**TASK DATA**

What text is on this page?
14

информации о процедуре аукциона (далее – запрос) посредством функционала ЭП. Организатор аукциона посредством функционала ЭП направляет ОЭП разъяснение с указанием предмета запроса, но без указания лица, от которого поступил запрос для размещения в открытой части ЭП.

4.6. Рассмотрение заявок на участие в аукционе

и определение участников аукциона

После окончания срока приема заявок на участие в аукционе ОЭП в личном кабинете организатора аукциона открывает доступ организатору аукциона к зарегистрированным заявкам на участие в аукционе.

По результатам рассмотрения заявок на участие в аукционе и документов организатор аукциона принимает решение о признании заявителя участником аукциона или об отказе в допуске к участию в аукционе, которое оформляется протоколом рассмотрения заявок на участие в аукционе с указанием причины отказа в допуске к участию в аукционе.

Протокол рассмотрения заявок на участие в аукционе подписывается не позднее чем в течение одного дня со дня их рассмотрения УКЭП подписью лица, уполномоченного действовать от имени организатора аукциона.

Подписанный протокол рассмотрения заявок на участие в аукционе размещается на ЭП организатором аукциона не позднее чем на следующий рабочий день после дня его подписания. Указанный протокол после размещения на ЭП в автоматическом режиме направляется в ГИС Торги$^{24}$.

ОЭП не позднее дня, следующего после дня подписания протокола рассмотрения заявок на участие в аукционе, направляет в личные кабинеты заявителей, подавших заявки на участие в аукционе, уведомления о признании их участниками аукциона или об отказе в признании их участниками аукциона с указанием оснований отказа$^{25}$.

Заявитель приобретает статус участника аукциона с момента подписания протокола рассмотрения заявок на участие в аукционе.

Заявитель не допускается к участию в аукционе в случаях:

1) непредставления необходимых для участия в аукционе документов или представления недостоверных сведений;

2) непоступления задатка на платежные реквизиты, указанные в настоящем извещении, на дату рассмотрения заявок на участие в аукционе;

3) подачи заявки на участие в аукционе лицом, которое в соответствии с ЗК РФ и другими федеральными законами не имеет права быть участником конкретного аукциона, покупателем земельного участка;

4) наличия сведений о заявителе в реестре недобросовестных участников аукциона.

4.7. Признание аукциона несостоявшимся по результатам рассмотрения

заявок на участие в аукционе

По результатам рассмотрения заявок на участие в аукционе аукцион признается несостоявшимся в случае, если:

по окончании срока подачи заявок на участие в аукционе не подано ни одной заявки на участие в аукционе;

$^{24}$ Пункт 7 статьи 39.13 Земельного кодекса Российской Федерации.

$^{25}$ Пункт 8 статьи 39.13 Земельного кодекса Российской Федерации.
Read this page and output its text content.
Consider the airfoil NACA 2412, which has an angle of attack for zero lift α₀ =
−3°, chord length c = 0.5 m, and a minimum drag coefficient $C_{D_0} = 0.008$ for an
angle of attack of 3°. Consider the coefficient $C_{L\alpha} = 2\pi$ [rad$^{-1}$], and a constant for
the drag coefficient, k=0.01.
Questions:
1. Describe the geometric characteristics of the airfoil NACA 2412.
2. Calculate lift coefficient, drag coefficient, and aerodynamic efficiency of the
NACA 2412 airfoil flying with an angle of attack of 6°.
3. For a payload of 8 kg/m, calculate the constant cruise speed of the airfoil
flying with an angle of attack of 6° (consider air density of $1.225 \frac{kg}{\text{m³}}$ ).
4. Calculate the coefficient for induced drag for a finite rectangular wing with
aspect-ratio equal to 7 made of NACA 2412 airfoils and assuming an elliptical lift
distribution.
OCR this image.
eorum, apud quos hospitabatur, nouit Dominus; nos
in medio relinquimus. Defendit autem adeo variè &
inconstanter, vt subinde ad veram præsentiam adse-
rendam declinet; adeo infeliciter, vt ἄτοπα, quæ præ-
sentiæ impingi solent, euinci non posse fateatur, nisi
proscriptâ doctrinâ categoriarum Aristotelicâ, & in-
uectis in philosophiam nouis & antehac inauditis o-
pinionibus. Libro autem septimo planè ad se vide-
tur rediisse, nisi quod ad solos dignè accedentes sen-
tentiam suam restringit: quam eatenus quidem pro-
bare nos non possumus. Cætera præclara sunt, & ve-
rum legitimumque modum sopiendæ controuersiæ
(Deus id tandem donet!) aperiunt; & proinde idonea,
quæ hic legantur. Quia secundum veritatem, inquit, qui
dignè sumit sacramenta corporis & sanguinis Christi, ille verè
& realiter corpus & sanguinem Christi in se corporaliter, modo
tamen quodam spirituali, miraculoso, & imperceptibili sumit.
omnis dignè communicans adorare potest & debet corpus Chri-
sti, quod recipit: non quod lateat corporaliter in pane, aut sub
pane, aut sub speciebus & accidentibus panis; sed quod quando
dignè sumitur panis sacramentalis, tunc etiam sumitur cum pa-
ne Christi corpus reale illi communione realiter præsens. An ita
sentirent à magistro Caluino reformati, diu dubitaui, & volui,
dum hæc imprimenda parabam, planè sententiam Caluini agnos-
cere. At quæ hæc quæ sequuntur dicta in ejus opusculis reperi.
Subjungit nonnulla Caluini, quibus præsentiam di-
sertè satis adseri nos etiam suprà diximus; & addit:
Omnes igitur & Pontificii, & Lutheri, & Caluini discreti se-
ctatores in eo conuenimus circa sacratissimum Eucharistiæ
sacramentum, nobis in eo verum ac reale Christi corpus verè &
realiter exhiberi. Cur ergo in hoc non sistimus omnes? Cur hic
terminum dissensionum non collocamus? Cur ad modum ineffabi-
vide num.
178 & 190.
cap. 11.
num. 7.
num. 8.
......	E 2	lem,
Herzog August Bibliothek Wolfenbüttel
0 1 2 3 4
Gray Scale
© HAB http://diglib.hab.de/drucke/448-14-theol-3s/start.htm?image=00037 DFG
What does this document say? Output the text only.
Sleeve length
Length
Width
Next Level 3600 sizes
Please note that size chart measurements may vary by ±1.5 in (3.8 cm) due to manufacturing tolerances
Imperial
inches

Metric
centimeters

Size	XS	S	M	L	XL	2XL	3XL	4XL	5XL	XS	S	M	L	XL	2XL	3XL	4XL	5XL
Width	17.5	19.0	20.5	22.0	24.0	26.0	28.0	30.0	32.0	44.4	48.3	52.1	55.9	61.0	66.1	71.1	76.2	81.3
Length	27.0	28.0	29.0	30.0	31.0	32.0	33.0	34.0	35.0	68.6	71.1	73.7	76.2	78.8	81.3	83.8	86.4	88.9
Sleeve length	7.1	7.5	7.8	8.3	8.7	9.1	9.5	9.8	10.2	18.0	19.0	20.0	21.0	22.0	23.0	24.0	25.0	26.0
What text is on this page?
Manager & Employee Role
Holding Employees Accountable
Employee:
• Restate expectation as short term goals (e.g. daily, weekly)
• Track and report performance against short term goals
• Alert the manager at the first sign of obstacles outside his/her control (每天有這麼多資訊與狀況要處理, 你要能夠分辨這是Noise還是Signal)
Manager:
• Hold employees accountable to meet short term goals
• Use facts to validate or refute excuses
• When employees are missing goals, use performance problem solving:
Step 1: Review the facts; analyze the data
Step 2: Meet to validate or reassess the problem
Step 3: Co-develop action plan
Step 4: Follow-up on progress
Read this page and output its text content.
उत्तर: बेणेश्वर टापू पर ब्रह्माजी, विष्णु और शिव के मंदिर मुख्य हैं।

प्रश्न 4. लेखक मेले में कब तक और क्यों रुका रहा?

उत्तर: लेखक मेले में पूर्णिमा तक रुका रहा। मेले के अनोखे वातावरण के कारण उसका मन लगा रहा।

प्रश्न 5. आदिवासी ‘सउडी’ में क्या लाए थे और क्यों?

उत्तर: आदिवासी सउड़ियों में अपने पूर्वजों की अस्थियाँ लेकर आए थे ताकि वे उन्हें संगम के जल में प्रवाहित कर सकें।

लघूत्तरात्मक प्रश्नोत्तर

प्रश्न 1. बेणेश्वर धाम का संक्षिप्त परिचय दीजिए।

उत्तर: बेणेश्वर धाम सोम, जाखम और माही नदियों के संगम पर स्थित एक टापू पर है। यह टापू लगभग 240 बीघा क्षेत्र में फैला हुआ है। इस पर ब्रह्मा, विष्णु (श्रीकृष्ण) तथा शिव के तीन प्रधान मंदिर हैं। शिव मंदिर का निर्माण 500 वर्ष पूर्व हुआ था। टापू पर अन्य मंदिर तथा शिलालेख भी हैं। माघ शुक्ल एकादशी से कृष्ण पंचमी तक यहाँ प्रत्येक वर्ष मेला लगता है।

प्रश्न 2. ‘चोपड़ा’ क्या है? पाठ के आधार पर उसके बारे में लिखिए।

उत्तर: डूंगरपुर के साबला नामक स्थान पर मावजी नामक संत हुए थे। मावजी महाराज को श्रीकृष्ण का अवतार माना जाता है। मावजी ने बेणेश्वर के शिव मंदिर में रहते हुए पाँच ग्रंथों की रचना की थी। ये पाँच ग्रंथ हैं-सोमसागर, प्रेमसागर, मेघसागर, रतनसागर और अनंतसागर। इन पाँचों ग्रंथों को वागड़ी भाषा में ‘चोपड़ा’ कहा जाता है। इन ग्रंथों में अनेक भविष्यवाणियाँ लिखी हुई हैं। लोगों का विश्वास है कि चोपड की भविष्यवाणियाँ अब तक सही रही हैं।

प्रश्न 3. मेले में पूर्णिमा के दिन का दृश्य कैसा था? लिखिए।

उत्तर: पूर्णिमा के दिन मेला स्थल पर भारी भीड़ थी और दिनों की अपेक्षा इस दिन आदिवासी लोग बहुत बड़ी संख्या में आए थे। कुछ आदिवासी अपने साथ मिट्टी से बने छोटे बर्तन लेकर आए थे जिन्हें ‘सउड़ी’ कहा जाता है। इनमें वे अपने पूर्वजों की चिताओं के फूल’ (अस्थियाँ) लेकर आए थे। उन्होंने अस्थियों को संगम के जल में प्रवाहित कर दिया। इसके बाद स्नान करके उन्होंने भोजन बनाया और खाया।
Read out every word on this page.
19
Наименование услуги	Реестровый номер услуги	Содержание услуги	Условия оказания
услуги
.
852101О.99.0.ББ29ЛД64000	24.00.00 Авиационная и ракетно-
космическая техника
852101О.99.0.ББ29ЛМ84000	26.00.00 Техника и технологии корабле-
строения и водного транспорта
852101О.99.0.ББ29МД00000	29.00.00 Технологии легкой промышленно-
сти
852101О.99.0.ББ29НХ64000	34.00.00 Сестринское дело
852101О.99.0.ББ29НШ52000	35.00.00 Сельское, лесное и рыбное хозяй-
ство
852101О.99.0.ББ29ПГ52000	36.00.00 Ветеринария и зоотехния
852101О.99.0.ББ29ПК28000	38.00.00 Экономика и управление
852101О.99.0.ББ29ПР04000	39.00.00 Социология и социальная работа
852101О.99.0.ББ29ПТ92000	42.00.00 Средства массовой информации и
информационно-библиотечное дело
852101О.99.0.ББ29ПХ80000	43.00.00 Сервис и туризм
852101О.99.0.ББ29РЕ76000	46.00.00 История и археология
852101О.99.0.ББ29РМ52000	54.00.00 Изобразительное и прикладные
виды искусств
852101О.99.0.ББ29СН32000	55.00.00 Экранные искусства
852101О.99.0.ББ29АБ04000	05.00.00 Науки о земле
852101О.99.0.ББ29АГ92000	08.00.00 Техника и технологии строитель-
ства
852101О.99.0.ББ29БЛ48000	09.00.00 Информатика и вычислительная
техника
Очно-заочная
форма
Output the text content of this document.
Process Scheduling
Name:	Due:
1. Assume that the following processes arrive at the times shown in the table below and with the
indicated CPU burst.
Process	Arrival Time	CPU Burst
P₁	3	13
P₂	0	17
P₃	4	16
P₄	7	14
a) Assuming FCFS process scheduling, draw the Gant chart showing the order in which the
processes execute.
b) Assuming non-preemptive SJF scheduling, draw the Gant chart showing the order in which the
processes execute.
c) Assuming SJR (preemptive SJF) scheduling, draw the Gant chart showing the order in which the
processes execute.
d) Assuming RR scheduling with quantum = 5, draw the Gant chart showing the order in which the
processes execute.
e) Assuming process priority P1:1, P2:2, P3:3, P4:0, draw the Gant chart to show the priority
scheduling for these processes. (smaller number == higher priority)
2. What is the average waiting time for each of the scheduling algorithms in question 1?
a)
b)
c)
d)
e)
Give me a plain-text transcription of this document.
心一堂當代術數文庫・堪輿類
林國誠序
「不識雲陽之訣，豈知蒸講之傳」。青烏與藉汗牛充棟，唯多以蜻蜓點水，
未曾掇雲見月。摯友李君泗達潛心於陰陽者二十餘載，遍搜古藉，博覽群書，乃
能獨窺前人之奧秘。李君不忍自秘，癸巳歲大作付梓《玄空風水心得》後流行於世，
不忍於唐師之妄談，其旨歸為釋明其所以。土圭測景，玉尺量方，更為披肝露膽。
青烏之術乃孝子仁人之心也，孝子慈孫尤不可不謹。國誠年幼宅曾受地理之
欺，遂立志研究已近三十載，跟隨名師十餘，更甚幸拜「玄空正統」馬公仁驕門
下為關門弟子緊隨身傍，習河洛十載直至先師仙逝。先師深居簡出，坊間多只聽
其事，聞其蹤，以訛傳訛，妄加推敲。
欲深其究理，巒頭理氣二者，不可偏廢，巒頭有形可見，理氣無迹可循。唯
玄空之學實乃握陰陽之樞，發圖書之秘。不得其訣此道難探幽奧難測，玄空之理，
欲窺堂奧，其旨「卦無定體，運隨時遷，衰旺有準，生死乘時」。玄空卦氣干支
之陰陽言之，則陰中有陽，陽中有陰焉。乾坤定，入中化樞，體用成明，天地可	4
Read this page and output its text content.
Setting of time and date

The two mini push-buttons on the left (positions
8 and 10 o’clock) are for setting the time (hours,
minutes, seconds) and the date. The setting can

**WRITTEN INSTRUCTION**
Select and copy every line of the listing with the word "дело".

**FINAL ANSWER**
852101О.99.0.ББ29НХ64000	34.00.00 Сестринское дело
информационно-библиотечное дело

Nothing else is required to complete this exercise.